CHALLENGE: Transcribe each line of the records below exactly, excluding any embedded images.

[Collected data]
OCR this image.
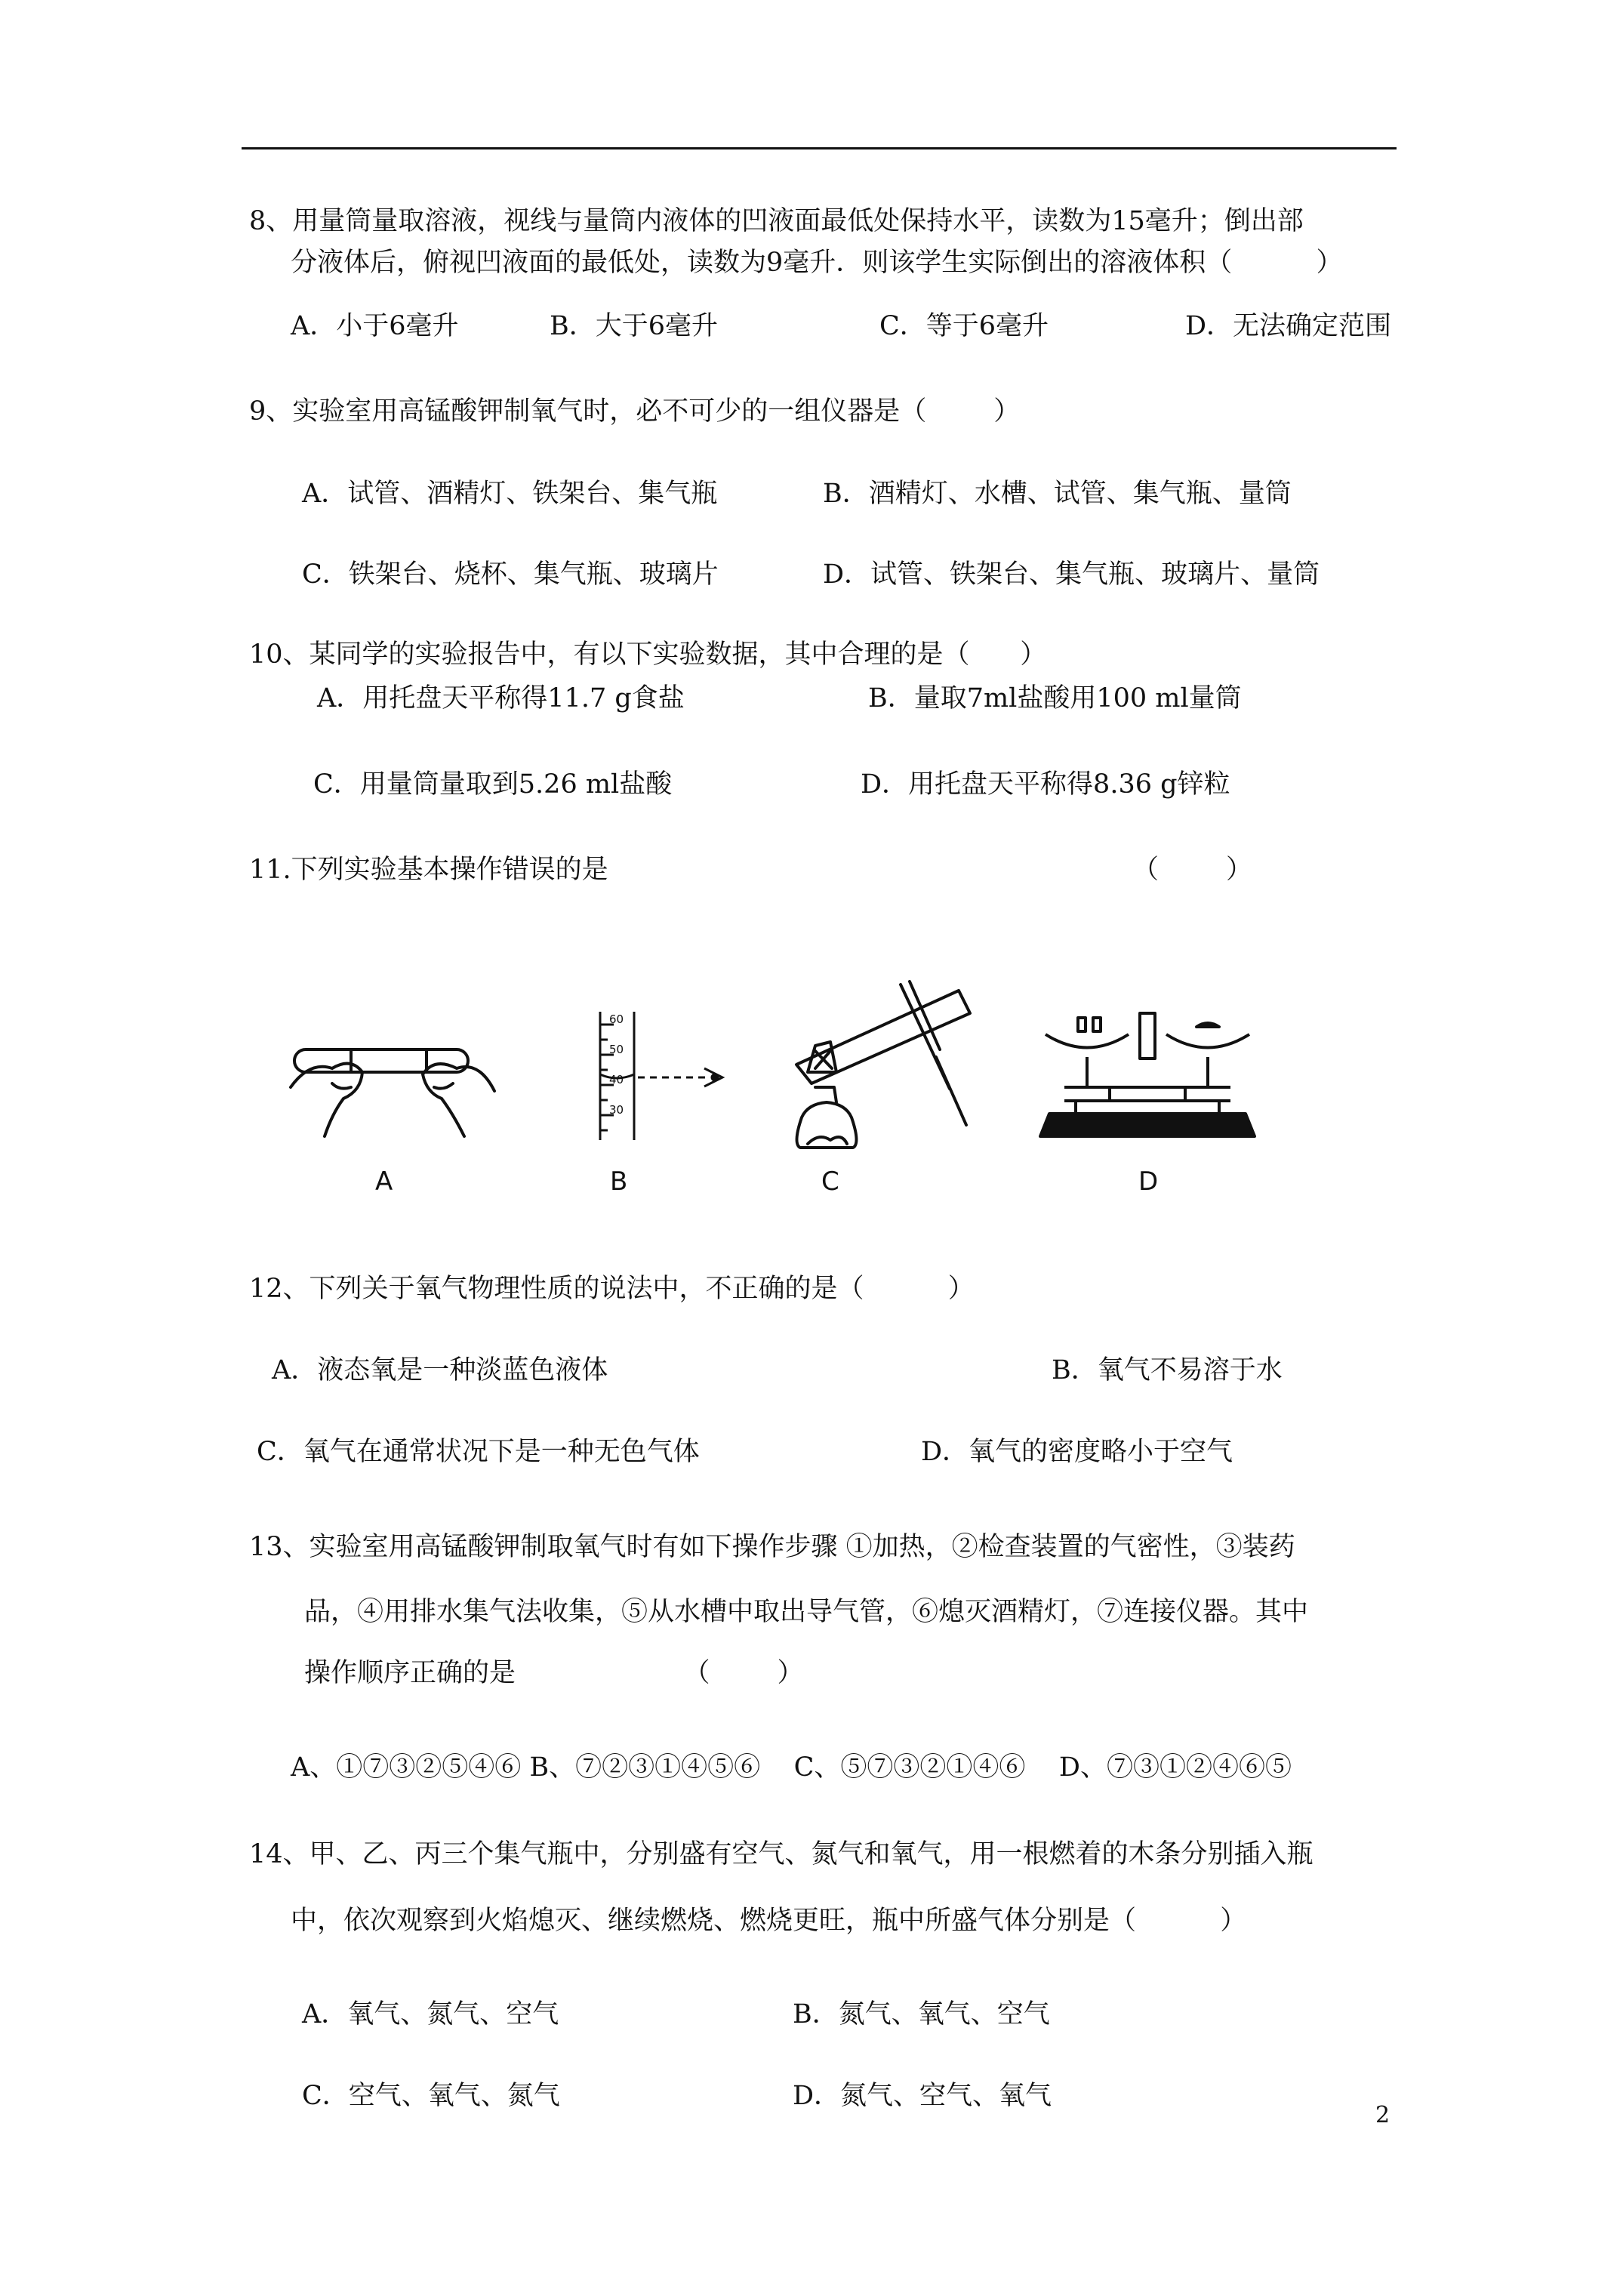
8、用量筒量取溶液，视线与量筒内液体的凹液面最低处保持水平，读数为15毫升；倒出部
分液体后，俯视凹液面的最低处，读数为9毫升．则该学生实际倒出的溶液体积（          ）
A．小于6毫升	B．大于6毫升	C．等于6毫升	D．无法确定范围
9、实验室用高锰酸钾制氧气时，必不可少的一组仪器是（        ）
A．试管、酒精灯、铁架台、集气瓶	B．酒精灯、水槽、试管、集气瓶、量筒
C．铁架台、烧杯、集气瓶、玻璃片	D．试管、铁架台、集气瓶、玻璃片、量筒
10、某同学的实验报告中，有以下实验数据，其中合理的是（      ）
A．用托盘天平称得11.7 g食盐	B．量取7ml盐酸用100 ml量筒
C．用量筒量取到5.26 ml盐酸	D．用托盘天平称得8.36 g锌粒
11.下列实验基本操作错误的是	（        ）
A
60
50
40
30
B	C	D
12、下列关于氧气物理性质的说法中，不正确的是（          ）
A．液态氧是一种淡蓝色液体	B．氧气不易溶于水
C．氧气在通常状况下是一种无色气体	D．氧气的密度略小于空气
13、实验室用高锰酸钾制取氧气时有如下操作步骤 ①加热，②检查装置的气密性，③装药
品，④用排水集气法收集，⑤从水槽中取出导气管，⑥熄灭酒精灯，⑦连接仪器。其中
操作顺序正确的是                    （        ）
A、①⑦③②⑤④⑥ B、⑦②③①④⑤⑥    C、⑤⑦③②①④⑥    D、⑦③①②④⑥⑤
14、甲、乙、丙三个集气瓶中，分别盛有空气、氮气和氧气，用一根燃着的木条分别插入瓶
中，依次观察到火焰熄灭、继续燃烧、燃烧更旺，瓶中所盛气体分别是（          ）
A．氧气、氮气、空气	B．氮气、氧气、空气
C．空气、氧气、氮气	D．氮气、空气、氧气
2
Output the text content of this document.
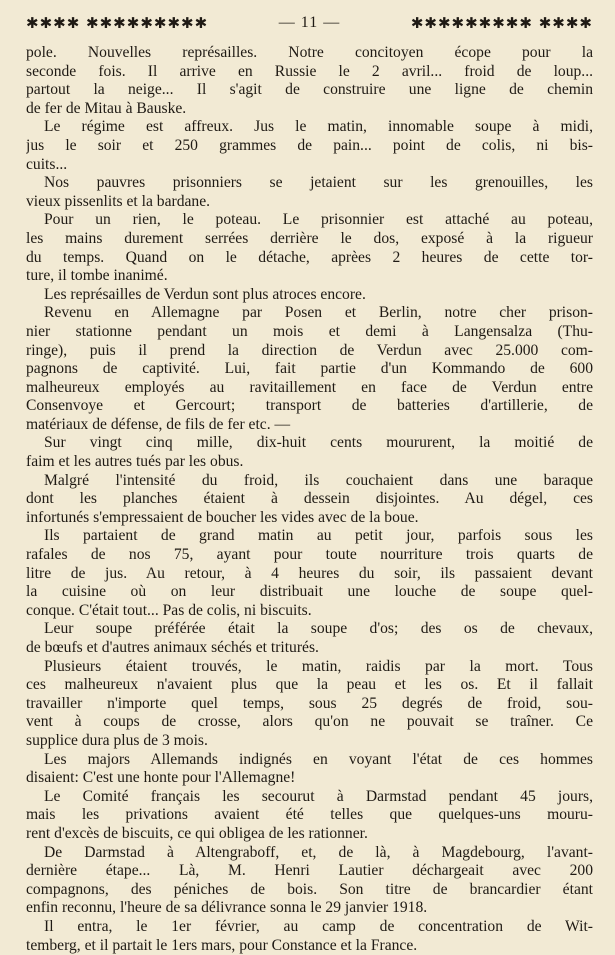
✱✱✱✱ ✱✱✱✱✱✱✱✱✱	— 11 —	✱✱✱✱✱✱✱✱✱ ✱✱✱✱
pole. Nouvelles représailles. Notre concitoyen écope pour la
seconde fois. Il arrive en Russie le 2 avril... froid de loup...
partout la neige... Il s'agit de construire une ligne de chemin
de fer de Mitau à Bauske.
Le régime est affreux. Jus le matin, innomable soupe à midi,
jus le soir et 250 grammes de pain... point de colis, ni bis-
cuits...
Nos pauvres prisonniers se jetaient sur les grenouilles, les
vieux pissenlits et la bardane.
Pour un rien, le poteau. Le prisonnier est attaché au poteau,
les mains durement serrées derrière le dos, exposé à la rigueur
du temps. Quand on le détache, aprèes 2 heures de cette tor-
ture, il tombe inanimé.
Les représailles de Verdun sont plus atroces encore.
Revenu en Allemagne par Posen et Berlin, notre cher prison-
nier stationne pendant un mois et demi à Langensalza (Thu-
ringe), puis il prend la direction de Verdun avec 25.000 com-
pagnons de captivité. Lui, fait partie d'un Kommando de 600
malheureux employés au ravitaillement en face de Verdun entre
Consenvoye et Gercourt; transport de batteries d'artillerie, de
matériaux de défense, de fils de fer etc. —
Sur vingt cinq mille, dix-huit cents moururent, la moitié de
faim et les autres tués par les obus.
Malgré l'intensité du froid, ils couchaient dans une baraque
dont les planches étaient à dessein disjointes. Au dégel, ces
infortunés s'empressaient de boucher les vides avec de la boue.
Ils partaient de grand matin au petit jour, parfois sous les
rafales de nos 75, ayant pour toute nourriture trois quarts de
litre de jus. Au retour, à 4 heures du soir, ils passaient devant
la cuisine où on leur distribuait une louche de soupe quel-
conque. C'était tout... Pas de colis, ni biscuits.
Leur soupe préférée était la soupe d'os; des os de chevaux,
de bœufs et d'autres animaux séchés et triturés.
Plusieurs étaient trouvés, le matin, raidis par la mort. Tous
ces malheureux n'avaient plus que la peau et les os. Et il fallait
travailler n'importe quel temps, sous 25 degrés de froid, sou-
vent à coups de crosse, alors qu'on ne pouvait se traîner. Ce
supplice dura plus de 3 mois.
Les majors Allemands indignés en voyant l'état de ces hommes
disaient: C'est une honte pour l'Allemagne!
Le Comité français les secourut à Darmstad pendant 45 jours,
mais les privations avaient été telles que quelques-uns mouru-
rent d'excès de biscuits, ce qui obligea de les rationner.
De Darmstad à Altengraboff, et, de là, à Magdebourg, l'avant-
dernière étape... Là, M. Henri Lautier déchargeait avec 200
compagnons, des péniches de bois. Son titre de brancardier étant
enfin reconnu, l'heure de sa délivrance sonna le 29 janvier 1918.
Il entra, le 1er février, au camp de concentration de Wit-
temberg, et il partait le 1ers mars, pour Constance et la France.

THE RESPONSE:
OCR this image.
8、用量筒量取溶液，视线与量筒内液体的凹液面最低处保持水平，读数为15毫升；倒出部
分液体后，俯视凹液面的最低处，读数为9毫升．则该学生实际倒出的溶液体积（          ）
A．小于6毫升	B．大于6毫升	C．等于6毫升	D．无法确定范围
9、实验室用高锰酸钾制氧气时，必不可少的一组仪器是（        ）
A．试管、酒精灯、铁架台、集气瓶	B．酒精灯、水槽、试管、集气瓶、量筒
C．铁架台、烧杯、集气瓶、玻璃片	D．试管、铁架台、集气瓶、玻璃片、量筒
10、某同学的实验报告中，有以下实验数据，其中合理的是（      ）
A．用托盘天平称得11.7 g食盐	B．量取7ml盐酸用100 ml量筒
C．用量筒量取到5.26 ml盐酸	D．用托盘天平称得8.36 g锌粒
11.下列实验基本操作错误的是	（        ）
A
60
50
40
30
B	C	D
12、下列关于氧气物理性质的说法中，不正确的是（          ）
A．液态氧是一种淡蓝色液体	B．氧气不易溶于水
C．氧气在通常状况下是一种无色气体	D．氧气的密度略小于空气
13、实验室用高锰酸钾制取氧气时有如下操作步骤 ①加热，②检查装置的气密性，③装药
品，④用排水集气法收集，⑤从水槽中取出导气管，⑥熄灭酒精灯，⑦连接仪器。其中
操作顺序正确的是                    （        ）
A、①⑦③②⑤④⑥ B、⑦②③①④⑤⑥    C、⑤⑦③②①④⑥    D、⑦③①②④⑥⑤
14、甲、乙、丙三个集气瓶中，分别盛有空气、氮气和氧气，用一根燃着的木条分别插入瓶
中，依次观察到火焰熄灭、继续燃烧、燃烧更旺，瓶中所盛气体分别是（          ）
A．氧气、氮气、空气	B．氮气、氧气、空气
C．空气、氧气、氮气	D．氮气、空气、氧气
2
Output the text content of this document.
✱✱✱✱ ✱✱✱✱✱✱✱✱✱	— 11 —	✱✱✱✱✱✱✱✱✱ ✱✱✱✱
pole. Nouvelles représailles. Notre concitoyen écope pour la
seconde fois. Il arrive en Russie le 2 avril... froid de loup...
partout la neige... Il s'agit de construire une ligne de chemin
de fer de Mitau à Bauske.
Le régime est affreux. Jus le matin, innomable soupe à midi,
jus le soir et 250 grammes de pain... point de colis, ni bis-
cuits...
Nos pauvres prisonniers se jetaient sur les grenouilles, les
vieux pissenlits et la bardane.
Pour un rien, le poteau. Le prisonnier est attaché au poteau,
les mains durement serrées derrière le dos, exposé à la rigueur
du temps. Quand on le détache, aprèes 2 heures de cette tor-
ture, il tombe inanimé.
Les représailles de Verdun sont plus atroces encore.
Revenu en Allemagne par Posen et Berlin, notre cher prison-
nier stationne pendant un mois et demi à Langensalza (Thu-
ringe), puis il prend la direction de Verdun avec 25.000 com-
pagnons de captivité. Lui, fait partie d'un Kommando de 600
malheureux employés au ravitaillement en face de Verdun entre
Consenvoye et Gercourt; transport de batteries d'artillerie, de
matériaux de défense, de fils de fer etc. —
Sur vingt cinq mille, dix-huit cents moururent, la moitié de
faim et les autres tués par les obus.
Malgré l'intensité du froid, ils couchaient dans une baraque
dont les planches étaient à dessein disjointes. Au dégel, ces
infortunés s'empressaient de boucher les vides avec de la boue.
Ils partaient de grand matin au petit jour, parfois sous les
rafales de nos 75, ayant pour toute nourriture trois quarts de
litre de jus. Au retour, à 4 heures du soir, ils passaient devant
la cuisine où on leur distribuait une louche de soupe quel-
conque. C'était tout... Pas de colis, ni biscuits.
Leur soupe préférée était la soupe d'os; des os de chevaux,
de bœufs et d'autres animaux séchés et triturés.
Plusieurs étaient trouvés, le matin, raidis par la mort. Tous
ces malheureux n'avaient plus que la peau et les os. Et il fallait
travailler n'importe quel temps, sous 25 degrés de froid, sou-
vent à coups de crosse, alors qu'on ne pouvait se traîner. Ce
supplice dura plus de 3 mois.
Les majors Allemands indignés en voyant l'état de ces hommes
disaient: C'est une honte pour l'Allemagne!
Le Comité français les secourut à Darmstad pendant 45 jours,
mais les privations avaient été telles que quelques-uns mouru-
rent d'excès de biscuits, ce qui obligea de les rationner.
De Darmstad à Altengraboff, et, de là, à Magdebourg, l'avant-
dernière étape... Là, M. Henri Lautier déchargeait avec 200
compagnons, des péniches de bois. Son titre de brancardier étant
enfin reconnu, l'heure de sa délivrance sonna le 29 janvier 1918.
Il entra, le 1er février, au camp de concentration de Wit-
temberg, et il partait le 1ers mars, pour Constance et la France.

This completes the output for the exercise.